• **Data entries**
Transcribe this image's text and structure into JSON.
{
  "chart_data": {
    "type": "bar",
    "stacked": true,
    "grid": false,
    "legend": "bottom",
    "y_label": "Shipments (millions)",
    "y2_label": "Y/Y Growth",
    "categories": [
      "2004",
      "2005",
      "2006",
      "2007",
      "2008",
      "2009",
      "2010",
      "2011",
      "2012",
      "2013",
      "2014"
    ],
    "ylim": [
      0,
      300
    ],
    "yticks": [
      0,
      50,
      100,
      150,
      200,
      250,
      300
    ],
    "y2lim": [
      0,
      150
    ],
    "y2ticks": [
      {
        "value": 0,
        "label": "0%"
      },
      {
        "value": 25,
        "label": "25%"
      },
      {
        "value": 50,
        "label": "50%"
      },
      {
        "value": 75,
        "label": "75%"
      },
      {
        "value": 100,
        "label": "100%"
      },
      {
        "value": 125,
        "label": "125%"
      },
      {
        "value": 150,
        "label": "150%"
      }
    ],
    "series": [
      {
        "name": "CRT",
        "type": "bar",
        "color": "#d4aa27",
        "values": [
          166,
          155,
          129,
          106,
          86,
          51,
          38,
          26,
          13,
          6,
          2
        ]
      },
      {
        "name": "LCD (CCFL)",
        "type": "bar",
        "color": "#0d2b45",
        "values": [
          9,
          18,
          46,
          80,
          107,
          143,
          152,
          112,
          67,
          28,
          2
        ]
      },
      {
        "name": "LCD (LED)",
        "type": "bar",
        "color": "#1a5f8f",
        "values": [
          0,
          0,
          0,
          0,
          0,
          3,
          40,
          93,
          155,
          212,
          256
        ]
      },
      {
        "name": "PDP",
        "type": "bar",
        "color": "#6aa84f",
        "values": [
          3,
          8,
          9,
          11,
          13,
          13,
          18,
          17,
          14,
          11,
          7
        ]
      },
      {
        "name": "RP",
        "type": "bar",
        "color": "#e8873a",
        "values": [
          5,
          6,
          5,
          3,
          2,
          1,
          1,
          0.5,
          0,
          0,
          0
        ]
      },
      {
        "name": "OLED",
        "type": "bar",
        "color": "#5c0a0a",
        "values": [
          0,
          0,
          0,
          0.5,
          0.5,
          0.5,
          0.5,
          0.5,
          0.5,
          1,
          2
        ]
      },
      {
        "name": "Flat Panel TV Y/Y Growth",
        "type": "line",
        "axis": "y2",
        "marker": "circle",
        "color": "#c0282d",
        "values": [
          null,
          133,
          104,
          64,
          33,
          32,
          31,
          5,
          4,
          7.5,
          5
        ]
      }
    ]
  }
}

• **The exercise**
From the entries above, list each line with "name" in it.

• **Exercise output**
        "name": "CRT",
        "name": "LCD (CCFL)",
        "name": "LCD (LED)",
        "name": "PDP",
        "name": "RP",
        "name": "OLED",
        "name": "Flat Panel TV Y/Y Growth",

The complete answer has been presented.